# JOB:
Locate each line containing the string "this" and copy it out.

─── MATERIAL SUPPLIED ───

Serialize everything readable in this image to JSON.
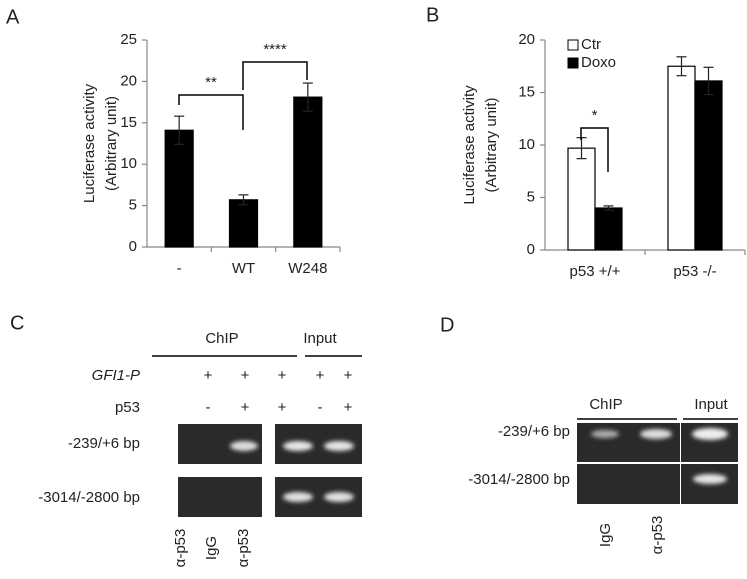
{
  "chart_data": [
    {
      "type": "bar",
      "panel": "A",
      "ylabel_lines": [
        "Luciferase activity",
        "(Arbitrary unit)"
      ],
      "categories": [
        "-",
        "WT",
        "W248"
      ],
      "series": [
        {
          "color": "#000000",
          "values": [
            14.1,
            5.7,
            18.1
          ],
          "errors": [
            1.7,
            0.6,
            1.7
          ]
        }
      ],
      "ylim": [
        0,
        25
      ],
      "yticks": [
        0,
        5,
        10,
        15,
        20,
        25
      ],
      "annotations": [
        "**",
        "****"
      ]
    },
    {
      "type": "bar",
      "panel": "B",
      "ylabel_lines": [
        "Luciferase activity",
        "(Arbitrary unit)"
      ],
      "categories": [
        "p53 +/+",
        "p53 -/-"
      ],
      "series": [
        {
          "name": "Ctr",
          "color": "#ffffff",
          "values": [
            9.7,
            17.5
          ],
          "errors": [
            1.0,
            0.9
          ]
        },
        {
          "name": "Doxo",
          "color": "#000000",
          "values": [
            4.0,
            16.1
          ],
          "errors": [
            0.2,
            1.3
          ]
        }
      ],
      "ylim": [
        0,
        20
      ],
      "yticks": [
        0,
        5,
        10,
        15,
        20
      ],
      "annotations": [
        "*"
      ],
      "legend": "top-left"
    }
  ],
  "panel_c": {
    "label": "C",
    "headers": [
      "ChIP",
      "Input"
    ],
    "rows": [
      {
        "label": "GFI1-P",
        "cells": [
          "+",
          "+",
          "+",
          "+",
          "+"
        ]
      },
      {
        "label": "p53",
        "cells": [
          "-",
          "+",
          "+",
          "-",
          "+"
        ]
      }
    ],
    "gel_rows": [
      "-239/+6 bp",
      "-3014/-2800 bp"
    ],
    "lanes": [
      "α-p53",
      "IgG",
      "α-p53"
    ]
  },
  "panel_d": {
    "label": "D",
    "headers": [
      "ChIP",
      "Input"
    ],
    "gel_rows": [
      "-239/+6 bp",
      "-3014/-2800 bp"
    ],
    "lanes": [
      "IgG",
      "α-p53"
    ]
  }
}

───
─── MATERIAL SUPPLIED ───

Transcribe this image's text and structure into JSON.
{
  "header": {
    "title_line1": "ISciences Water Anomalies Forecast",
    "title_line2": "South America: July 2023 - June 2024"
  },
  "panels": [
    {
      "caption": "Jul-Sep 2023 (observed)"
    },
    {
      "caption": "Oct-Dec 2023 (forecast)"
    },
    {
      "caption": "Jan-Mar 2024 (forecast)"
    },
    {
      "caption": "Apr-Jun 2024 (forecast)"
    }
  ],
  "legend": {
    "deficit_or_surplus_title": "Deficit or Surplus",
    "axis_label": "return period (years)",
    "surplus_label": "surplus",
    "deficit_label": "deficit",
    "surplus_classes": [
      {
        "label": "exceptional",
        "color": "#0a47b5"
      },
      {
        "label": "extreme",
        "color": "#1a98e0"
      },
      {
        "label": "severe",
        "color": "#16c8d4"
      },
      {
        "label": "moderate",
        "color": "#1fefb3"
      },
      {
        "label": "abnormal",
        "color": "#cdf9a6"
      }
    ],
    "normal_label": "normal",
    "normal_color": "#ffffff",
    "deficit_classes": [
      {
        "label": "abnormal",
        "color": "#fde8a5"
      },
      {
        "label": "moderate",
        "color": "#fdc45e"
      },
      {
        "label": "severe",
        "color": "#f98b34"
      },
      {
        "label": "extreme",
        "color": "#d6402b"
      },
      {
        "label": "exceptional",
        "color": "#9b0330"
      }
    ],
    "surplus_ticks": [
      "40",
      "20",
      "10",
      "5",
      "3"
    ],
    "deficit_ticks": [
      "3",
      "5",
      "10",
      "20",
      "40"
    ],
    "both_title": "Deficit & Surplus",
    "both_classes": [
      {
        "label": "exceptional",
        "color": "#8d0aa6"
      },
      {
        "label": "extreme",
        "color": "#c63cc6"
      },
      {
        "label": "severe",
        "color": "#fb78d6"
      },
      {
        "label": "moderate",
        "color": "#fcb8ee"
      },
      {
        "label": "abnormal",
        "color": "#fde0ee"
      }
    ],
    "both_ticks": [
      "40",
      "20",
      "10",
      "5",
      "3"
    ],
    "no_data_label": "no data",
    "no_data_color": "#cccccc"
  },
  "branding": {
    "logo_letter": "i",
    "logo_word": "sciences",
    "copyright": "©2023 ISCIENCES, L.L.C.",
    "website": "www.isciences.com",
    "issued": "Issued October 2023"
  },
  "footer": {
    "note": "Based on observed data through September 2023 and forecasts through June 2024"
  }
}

───

# THE ANSWER:
Serialize everything readable in this image to JSON.
Transcribe this image's text and structure into JSON.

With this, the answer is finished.